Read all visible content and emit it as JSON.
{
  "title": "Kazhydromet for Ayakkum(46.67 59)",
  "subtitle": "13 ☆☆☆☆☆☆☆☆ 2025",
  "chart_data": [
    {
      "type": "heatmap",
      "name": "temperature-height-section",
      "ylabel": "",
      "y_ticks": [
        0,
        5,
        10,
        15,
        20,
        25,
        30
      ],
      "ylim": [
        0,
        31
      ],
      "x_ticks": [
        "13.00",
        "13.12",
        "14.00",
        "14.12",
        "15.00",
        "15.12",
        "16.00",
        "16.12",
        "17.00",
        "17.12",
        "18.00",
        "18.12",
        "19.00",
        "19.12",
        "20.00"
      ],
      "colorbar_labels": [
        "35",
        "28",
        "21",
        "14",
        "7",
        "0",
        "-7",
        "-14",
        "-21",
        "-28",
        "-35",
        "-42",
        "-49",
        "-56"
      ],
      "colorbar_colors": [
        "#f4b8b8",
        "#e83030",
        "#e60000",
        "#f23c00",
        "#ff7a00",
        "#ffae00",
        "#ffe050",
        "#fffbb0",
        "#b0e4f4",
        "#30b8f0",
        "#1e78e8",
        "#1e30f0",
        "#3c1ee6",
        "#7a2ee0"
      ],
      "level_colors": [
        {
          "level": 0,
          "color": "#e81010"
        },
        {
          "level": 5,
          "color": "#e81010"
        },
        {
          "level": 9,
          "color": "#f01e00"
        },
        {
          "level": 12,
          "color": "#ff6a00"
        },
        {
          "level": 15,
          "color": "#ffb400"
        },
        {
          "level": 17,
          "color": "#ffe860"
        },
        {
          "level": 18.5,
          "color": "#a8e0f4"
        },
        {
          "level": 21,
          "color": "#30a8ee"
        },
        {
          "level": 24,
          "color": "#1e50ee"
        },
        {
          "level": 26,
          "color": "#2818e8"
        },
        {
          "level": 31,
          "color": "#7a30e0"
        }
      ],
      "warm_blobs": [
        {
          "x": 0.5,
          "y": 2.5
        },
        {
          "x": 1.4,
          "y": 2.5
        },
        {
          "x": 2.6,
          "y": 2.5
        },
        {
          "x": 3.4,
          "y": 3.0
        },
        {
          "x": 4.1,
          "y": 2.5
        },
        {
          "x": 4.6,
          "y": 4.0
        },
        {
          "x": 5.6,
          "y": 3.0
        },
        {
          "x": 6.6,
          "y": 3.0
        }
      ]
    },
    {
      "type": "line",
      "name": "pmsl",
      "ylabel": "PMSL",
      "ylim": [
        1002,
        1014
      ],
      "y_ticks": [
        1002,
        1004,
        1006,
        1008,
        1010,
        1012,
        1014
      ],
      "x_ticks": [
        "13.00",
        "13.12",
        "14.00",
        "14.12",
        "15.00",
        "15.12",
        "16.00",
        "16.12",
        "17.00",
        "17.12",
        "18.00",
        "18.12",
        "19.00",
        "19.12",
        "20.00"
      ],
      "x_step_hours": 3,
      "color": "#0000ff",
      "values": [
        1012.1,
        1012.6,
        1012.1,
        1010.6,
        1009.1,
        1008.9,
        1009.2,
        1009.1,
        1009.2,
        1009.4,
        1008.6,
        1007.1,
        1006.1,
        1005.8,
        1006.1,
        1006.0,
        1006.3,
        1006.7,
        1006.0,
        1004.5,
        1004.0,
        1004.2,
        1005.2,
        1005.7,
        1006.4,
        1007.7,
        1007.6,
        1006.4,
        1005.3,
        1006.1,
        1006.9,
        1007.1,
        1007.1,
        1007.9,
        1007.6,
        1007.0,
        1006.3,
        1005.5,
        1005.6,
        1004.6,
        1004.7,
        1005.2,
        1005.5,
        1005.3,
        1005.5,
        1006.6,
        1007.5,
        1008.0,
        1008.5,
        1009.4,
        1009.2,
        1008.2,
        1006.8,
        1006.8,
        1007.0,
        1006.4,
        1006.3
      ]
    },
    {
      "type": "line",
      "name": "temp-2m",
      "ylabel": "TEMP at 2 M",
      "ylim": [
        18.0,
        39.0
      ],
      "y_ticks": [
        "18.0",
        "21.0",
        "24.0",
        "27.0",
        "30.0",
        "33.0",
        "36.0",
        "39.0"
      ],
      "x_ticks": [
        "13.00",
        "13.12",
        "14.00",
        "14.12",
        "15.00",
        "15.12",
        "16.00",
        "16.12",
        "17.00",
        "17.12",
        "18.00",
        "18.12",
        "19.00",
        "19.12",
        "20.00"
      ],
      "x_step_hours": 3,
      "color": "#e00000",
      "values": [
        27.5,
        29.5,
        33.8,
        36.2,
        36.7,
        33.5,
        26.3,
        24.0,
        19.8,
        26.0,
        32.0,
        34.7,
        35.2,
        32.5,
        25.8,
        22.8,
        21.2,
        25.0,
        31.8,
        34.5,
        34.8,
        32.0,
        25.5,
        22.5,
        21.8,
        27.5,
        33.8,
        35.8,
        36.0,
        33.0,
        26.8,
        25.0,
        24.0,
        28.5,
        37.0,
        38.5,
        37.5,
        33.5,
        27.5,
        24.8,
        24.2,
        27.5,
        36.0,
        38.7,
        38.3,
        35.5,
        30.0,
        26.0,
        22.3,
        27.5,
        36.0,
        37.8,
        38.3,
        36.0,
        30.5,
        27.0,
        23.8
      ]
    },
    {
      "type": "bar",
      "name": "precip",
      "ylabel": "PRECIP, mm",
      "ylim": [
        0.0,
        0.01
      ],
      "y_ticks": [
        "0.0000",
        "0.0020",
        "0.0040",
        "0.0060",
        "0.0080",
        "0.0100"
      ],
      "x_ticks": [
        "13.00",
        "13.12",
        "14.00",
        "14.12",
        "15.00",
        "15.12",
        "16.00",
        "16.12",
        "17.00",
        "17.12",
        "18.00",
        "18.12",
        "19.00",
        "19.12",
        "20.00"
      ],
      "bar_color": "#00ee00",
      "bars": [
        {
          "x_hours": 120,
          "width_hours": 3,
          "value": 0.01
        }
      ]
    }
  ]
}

· · · · · · ·

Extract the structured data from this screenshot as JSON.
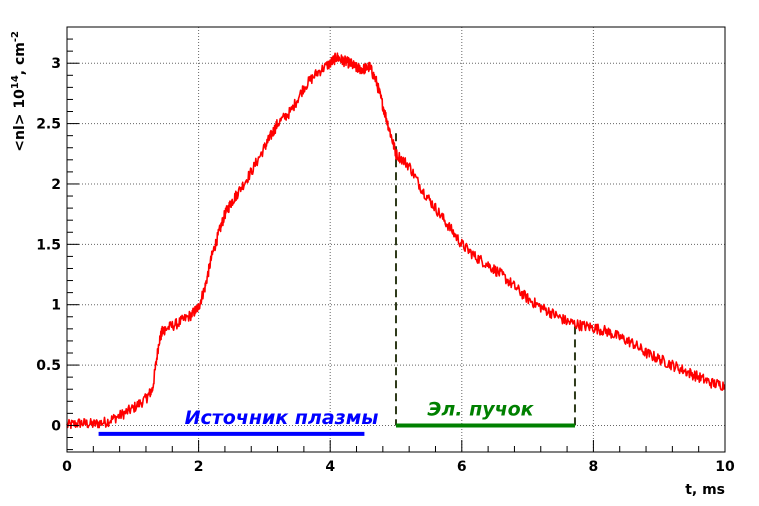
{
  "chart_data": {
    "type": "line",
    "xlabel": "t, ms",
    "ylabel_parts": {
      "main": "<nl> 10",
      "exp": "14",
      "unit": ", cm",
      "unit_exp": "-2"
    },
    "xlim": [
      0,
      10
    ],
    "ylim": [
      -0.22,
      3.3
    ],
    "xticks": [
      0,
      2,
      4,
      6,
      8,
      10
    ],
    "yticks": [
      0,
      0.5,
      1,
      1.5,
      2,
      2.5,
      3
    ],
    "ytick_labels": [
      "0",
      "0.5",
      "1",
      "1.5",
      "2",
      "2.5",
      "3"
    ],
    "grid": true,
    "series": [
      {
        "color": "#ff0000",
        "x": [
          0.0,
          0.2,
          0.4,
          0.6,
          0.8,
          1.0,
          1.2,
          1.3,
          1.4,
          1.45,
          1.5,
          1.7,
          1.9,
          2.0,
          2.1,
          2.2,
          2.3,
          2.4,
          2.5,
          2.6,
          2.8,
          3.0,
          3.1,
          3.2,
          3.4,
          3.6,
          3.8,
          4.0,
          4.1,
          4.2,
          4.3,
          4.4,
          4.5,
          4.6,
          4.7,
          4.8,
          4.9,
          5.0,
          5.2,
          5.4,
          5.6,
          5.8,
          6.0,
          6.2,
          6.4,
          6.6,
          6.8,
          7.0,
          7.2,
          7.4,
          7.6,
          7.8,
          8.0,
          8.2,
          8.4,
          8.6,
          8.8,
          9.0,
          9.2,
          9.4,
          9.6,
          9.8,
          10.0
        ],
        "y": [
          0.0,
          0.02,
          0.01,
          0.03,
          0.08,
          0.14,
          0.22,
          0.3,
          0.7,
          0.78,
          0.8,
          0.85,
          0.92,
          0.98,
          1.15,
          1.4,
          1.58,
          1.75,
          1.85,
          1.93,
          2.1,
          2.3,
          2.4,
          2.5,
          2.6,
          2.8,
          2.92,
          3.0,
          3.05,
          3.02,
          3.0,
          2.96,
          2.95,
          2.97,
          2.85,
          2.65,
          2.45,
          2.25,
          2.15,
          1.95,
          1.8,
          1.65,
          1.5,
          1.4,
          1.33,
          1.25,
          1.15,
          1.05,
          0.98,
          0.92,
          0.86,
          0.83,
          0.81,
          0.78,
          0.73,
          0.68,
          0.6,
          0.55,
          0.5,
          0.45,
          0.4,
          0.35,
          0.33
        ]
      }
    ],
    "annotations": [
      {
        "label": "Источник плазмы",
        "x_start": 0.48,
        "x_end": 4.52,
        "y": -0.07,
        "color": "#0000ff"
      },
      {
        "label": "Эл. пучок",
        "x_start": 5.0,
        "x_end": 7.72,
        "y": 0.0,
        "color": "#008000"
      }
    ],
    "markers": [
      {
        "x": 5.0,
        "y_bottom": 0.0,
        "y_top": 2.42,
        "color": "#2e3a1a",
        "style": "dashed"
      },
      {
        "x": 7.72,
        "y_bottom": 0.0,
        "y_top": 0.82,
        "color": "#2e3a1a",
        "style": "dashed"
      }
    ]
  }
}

· · · · · · ·

### WHAT YOU SHOULD DO
Note how many lines in the listing above hold the string "JSON", then give only that figure.

### EXERCISE RESULT
2